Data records
================================

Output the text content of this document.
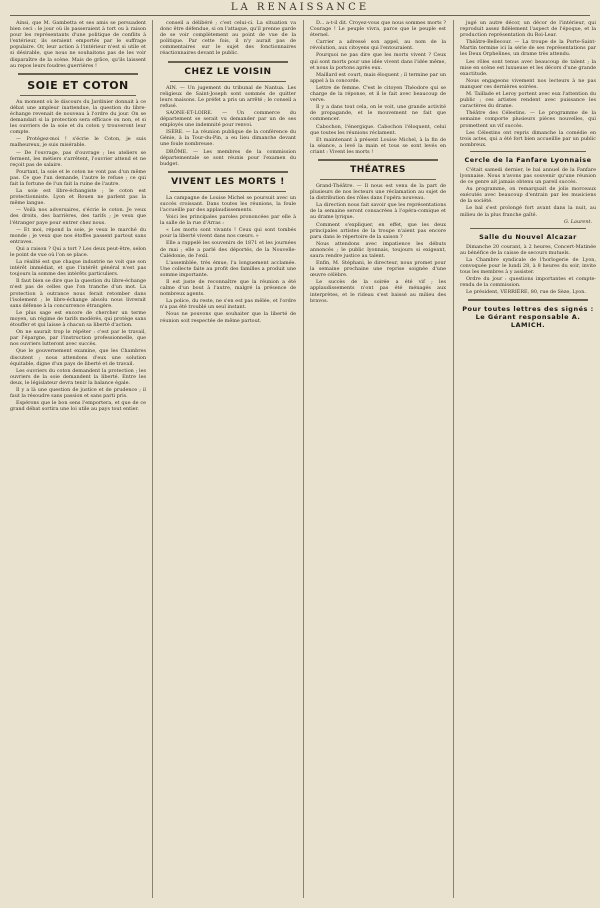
LA RENAISSANCE

Ainsi, que M. Gambetta et ses amis se persuadent bien ceci : le jour où ils passeraient à tort ou à raison pour les représentants d'une politique de conflits à l'extérieur, ils seraient emportés par le suffrage populaire. Or, leur action à l'intérieur n'est si utile et si désirable, que nous ne souhaitons pas de les voir disparaître de la scène. Mais de grâce, qu'ils laissent au repos leurs foudres guerrières !

SOIE ET COTON

Au moment où le discours du Jardinier donnait à ce débat une ampleur inattendue, la question du libre-échange revenait de nouveau à l'ordre du jour. On se demandait si la protection sera efficace ou non, et si les ouvriers de la soie et du coton y trouveront leur compte.

— Protégez-moi ! s'écrie le Coton, je suis malheureux, je suis misérable.

— De l'ouvrage, pas d'ouvrage ; les ateliers se ferment, les métiers s'arrêtent, l'ouvrier attend et ne reçoit pas de salaire.

Pourtant, la soie et le coton ne vont pas d'un même pas. Ce que l'un demande, l'autre le refuse ; ce qui fait la fortune de l'un fait la ruine de l'autre.

La soie est libre-échangiste ; le coton est protectionniste. Lyon et Rouen ne parlent pas la même langue.

— Voilà nos adversaires, s'écrie le coton. Je veux des droits, des barrières, des tarifs ; je veux que l'étranger paye pour entrer chez nous.

— Et moi, répond la soie, je veux le marché du monde ; je veux que nos étoffes passent partout sans entraves.

Qui a raison ? Qui a tort ? Les deux peut-être, selon le point de vue où l'on se place.

La réalité est que chaque industrie ne voit que son intérêt immédiat, et que l'intérêt général n'est pas toujours la somme des intérêts particuliers.

Il faut bien se dire que la question du libre-échange n'est pas de celles que l'on tranche d'un mot. La protection à outrance nous ferait retomber dans l'isolement ; le libre-échange absolu nous livrerait sans défense à la concurrence étrangère.

Le plus sage est encore de chercher un terme moyen, un régime de tarifs modérés, qui protège sans étouffer et qui laisse à chacun sa liberté d'action.

On ne saurait trop le répéter : c'est par le travail, par l'épargne, par l'instruction professionnelle, que nos ouvriers lutteront avec succès.

Que le gouvernement examine, que les Chambres discutent ; nous attendons d'eux une solution équitable, digne d'un pays de liberté et de travail.

Les ouvriers du coton demandent la protection ; les ouvriers de la soie demandent la liberté. Entre les deux, le législateur devra tenir la balance égale.

Il y a là une question de justice et de prudence ; il faut la résoudre sans passion et sans parti pris.

Espérons que le bon sens l'emportera, et que de ce grand débat sortira une loi utile au pays tout entier.

conseil a délibéré ; c'est celui-ci. La situation va donc être défendue, si on l'attaque, qu'il prenne garde de se voir complètement au point de vue de la politique. Par cette fois, il n'y aurait pas de commentaires sur le sujet des fonctionnaires réactionnaires devant le public.

CHEZ LE VOISIN

AIN. — Un jugement du tribunal de Nantua. Les religieux de Saint-Joseph sont sommés de quitter leurs maisons. Le préfet a pris un arrêté ; le conseil a refusé.

SAONE-ET-LOIRE. — Un commerce du département se serait vu demander par un de ses employés une indemnité pour renvoi.

ISÈRE. — La réunion publique de la conférence du Génie, à la Tour-du-Pin, a eu lieu dimanche devant une foule nombreuse.

DRÔME. — Les membres de la commission départementale se sont réunis pour l'examen du budget.

VIVENT LES MORTS !

La campagne de Louise Michel se poursuit avec un succès croissant. Dans toutes les réunions, la foule l'accueille par des applaudissements.

Voici les principales paroles prononcées par elle à la salle de la rue d'Arras :

« Les morts sont vivants ! Ceux qui sont tombés pour la liberté vivent dans nos cœurs. »

Elle a rappelé les souvenirs de 1871 et les journées de mai ; elle a parlé des déportés, de la Nouvelle-Calédonie, de l'exil.

L'assemblée, très émue, l'a longuement acclamée. Une collecte faite au profit des familles a produit une somme importante.

Il est juste de reconnaître que la réunion a été calme d'un bout à l'autre, malgré la présence de nombreux agents.

La police, du reste, ne s'en est pas mêlée, et l'ordre n'a pas été troublé un seul instant.

Nous ne pouvons que souhaiter que la liberté de réunion soit respectée de même partout.

D... a-t-il dit. Croyez-vous que nous sommes morts ? Courage ! Le peuple vivra, parce que le peuple est éternel.

Carrier a adressé son appel, au nom de la révolution, aux citoyens qui l'entouraient.

Pourquoi ne pas dire que les morts vivent ? Ceux qui sont morts pour une idée vivent dans l'idée même, et nous la portons après eux.

Maillard est court, mais éloquent ; il termine par un appel à la concorde.

Lettre de femme. C'est le citoyen Théodore qui se charge de la réponse, et il le fait avec beaucoup de verve.

Il y a dans tout cela, on le voit, une grande activité de propagande, et le mouvement ne fait que commencer.

Cabochon, l'énergique. Cabochon l'éloquent, celui que toutes les réunions réclament.

Et maintenant à présent Louise Michel, à la fin de la séance, a levé la main et tous se sont levés en criant : Vivent les morts !

THÉATRES

Grand-Théâtre. — Il nous est venu de la part de plusieurs de nos lecteurs une réclamation au sujet de la distribution des rôles dans l'opéra nouveau.

La direction nous fait savoir que les représentations de la semaine seront consacrées à l'opéra-comique et au drame lyrique.

Comment s'expliquer, en effet, que les deux principales artistes de la troupe n'aient pas encore paru dans le répertoire de la saison ?

Nous attendons avec impatience les débuts annoncés ; le public lyonnais, toujours si exigeant, saura rendre justice au talent.

Enfin, M. Stéphani, le directeur, nous promet pour la semaine prochaine une reprise soignée d'une œuvre célèbre.

Le succès de la soirée a été vif ; les applaudissements n'ont pas été ménagés aux interprètes, et le rideau s'est baissé au milieu des bravos.

jugé un autre décor, un décor de l'intérieur, qui reproduit assez fidèlement l'aspect de l'époque, et la production représentation du Roi-Lear.

Théâtre-Bellecour. — La troupe de la Porte-Saint-Martin termine ici la série de ses représentations par les Deux Orphelines, un drame très attendu.

Les rôles sont tenus avec beaucoup de talent ; la mise en scène est luxueuse et les décors d'une grande exactitude.

Nous engageons vivement nos lecteurs à ne pas manquer ces dernières soirées.

M. Taillade et Leroy portent avec eux l'attention du public ; ces artistes rendent avec puissance les caractères du drame.

Théâtre des Célestins. — Le programme de la semaine comporte plusieurs pièces nouvelles, qui promettent un vif succès.

Les Célestins ont repris dimanche la comédie en trois actes, qui a été fort bien accueillie par un public nombreux.

Cercle de la Fanfare Lyonnaise

C'était samedi dernier, le bal annuel de la Fanfare lyonnaise. Nous n'avons pas souvenir qu'une réunion de ce genre ait jamais obtenu un pareil succès.

Au programme, on remarquait de jolis morceaux exécutés avec beaucoup d'entrain par les musiciens de la société.

Le bal s'est prolongé fort avant dans la nuit, au milieu de la plus franche gaîté.

G. Laurent.
Salle du Nouvel Alcazar

Dimanche 20 courant, à 2 heures, Concert-Matinée au bénéfice de la caisse de secours mutuels.

La Chambre syndicale de l'horlogerie de Lyon, convoquée pour le lundi 28, à 8 heures du soir, invite tous les membres à y assister.

Ordre du jour : questions importantes et compte-rendu de la commission.

Le président, VERRIÈRE, 80, rue de Sèze, Lyon.

Pour toutes lettres des signés : Le Gérant responsable A. LAMICH.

================================

◆ GIVEN TASK ◆
Retype each entry precisely. Skip images entirely.

◆ SOLUTION ◆
Output the text content of this document.
LA RENAISSANCE

Ainsi, que M. Gambetta et ses amis se persuadent bien ceci : le jour où ils passeraient à tort ou à raison pour les représentants d'une politique de conflits à l'extérieur, ils seraient emportés par le suffrage populaire. Or, leur action à l'intérieur n'est si utile et si désirable, que nous ne souhaitons pas de les voir disparaître de la scène. Mais de grâce, qu'ils laissent au repos leurs foudres guerrières !

SOIE ET COTON

Au moment où le discours du Jardinier donnait à ce débat une ampleur inattendue, la question du libre-échange revenait de nouveau à l'ordre du jour. On se demandait si la protection sera efficace ou non, et si les ouvriers de la soie et du coton y trouveront leur compte.

— Protégez-moi ! s'écrie le Coton, je suis malheureux, je suis misérable.

— De l'ouvrage, pas d'ouvrage ; les ateliers se ferment, les métiers s'arrêtent, l'ouvrier attend et ne reçoit pas de salaire.

Pourtant, la soie et le coton ne vont pas d'un même pas. Ce que l'un demande, l'autre le refuse ; ce qui fait la fortune de l'un fait la ruine de l'autre.

La soie est libre-échangiste ; le coton est protectionniste. Lyon et Rouen ne parlent pas la même langue.

— Voilà nos adversaires, s'écrie le coton. Je veux des droits, des barrières, des tarifs ; je veux que l'étranger paye pour entrer chez nous.

— Et moi, répond la soie, je veux le marché du monde ; je veux que nos étoffes passent partout sans entraves.

Qui a raison ? Qui a tort ? Les deux peut-être, selon le point de vue où l'on se place.

La réalité est que chaque industrie ne voit que son intérêt immédiat, et que l'intérêt général n'est pas toujours la somme des intérêts particuliers.

Il faut bien se dire que la question du libre-échange n'est pas de celles que l'on tranche d'un mot. La protection à outrance nous ferait retomber dans l'isolement ; le libre-échange absolu nous livrerait sans défense à la concurrence étrangère.

Le plus sage est encore de chercher un terme moyen, un régime de tarifs modérés, qui protège sans étouffer et qui laisse à chacun sa liberté d'action.

On ne saurait trop le répéter : c'est par le travail, par l'épargne, par l'instruction professionnelle, que nos ouvriers lutteront avec succès.

Que le gouvernement examine, que les Chambres discutent ; nous attendons d'eux une solution équitable, digne d'un pays de liberté et de travail.

Les ouvriers du coton demandent la protection ; les ouvriers de la soie demandent la liberté. Entre les deux, le législateur devra tenir la balance égale.

Il y a là une question de justice et de prudence ; il faut la résoudre sans passion et sans parti pris.

Espérons que le bon sens l'emportera, et que de ce grand débat sortira une loi utile au pays tout entier.

conseil a délibéré ; c'est celui-ci. La situation va donc être défendue, si on l'attaque, qu'il prenne garde de se voir complètement au point de vue de la politique. Par cette fois, il n'y aurait pas de commentaires sur le sujet des fonctionnaires réactionnaires devant le public.

CHEZ LE VOISIN

AIN. — Un jugement du tribunal de Nantua. Les religieux de Saint-Joseph sont sommés de quitter leurs maisons. Le préfet a pris un arrêté ; le conseil a refusé.

SAONE-ET-LOIRE. — Un commerce du département se serait vu demander par un de ses employés une indemnité pour renvoi.

ISÈRE. — La réunion publique de la conférence du Génie, à la Tour-du-Pin, a eu lieu dimanche devant une foule nombreuse.

DRÔME. — Les membres de la commission départementale se sont réunis pour l'examen du budget.

VIVENT LES MORTS !

La campagne de Louise Michel se poursuit avec un succès croissant. Dans toutes les réunions, la foule l'accueille par des applaudissements.

Voici les principales paroles prononcées par elle à la salle de la rue d'Arras :

« Les morts sont vivants ! Ceux qui sont tombés pour la liberté vivent dans nos cœurs. »

Elle a rappelé les souvenirs de 1871 et les journées de mai ; elle a parlé des déportés, de la Nouvelle-Calédonie, de l'exil.

L'assemblée, très émue, l'a longuement acclamée. Une collecte faite au profit des familles a produit une somme importante.

Il est juste de reconnaître que la réunion a été calme d'un bout à l'autre, malgré la présence de nombreux agents.

La police, du reste, ne s'en est pas mêlée, et l'ordre n'a pas été troublé un seul instant.

Nous ne pouvons que souhaiter que la liberté de réunion soit respectée de même partout.

D... a-t-il dit. Croyez-vous que nous sommes morts ? Courage ! Le peuple vivra, parce que le peuple est éternel.

Carrier a adressé son appel, au nom de la révolution, aux citoyens qui l'entouraient.

Pourquoi ne pas dire que les morts vivent ? Ceux qui sont morts pour une idée vivent dans l'idée même, et nous la portons après eux.

Maillard est court, mais éloquent ; il termine par un appel à la concorde.

Lettre de femme. C'est le citoyen Théodore qui se charge de la réponse, et il le fait avec beaucoup de verve.

Il y a dans tout cela, on le voit, une grande activité de propagande, et le mouvement ne fait que commencer.

Cabochon, l'énergique. Cabochon l'éloquent, celui que toutes les réunions réclament.

Et maintenant à présent Louise Michel, à la fin de la séance, a levé la main et tous se sont levés en criant : Vivent les morts !

THÉATRES

Grand-Théâtre. — Il nous est venu de la part de plusieurs de nos lecteurs une réclamation au sujet de la distribution des rôles dans l'opéra nouveau.

La direction nous fait savoir que les représentations de la semaine seront consacrées à l'opéra-comique et au drame lyrique.

Comment s'expliquer, en effet, que les deux principales artistes de la troupe n'aient pas encore paru dans le répertoire de la saison ?

Nous attendons avec impatience les débuts annoncés ; le public lyonnais, toujours si exigeant, saura rendre justice au talent.

Enfin, M. Stéphani, le directeur, nous promet pour la semaine prochaine une reprise soignée d'une œuvre célèbre.

Le succès de la soirée a été vif ; les applaudissements n'ont pas été ménagés aux interprètes, et le rideau s'est baissé au milieu des bravos.

jugé un autre décor, un décor de l'intérieur, qui reproduit assez fidèlement l'aspect de l'époque, et la production représentation du Roi-Lear.

Théâtre-Bellecour. — La troupe de la Porte-Saint-Martin termine ici la série de ses représentations par les Deux Orphelines, un drame très attendu.

Les rôles sont tenus avec beaucoup de talent ; la mise en scène est luxueuse et les décors d'une grande exactitude.

Nous engageons vivement nos lecteurs à ne pas manquer ces dernières soirées.

M. Taillade et Leroy portent avec eux l'attention du public ; ces artistes rendent avec puissance les caractères du drame.

Théâtre des Célestins. — Le programme de la semaine comporte plusieurs pièces nouvelles, qui promettent un vif succès.

Les Célestins ont repris dimanche la comédie en trois actes, qui a été fort bien accueillie par un public nombreux.

Cercle de la Fanfare Lyonnaise

C'était samedi dernier, le bal annuel de la Fanfare lyonnaise. Nous n'avons pas souvenir qu'une réunion de ce genre ait jamais obtenu un pareil succès.

Au programme, on remarquait de jolis morceaux exécutés avec beaucoup d'entrain par les musiciens de la société.

Le bal s'est prolongé fort avant dans la nuit, au milieu de la plus franche gaîté.

G. Laurent.
Salle du Nouvel Alcazar

Dimanche 20 courant, à 2 heures, Concert-Matinée au bénéfice de la caisse de secours mutuels.

La Chambre syndicale de l'horlogerie de Lyon, convoquée pour le lundi 28, à 8 heures du soir, invite tous les membres à y assister.

Ordre du jour : questions importantes et compte-rendu de la commission.

Le président, VERRIÈRE, 80, rue de Sèze, Lyon.

Pour toutes lettres des signés : Le Gérant responsable A. LAMICH.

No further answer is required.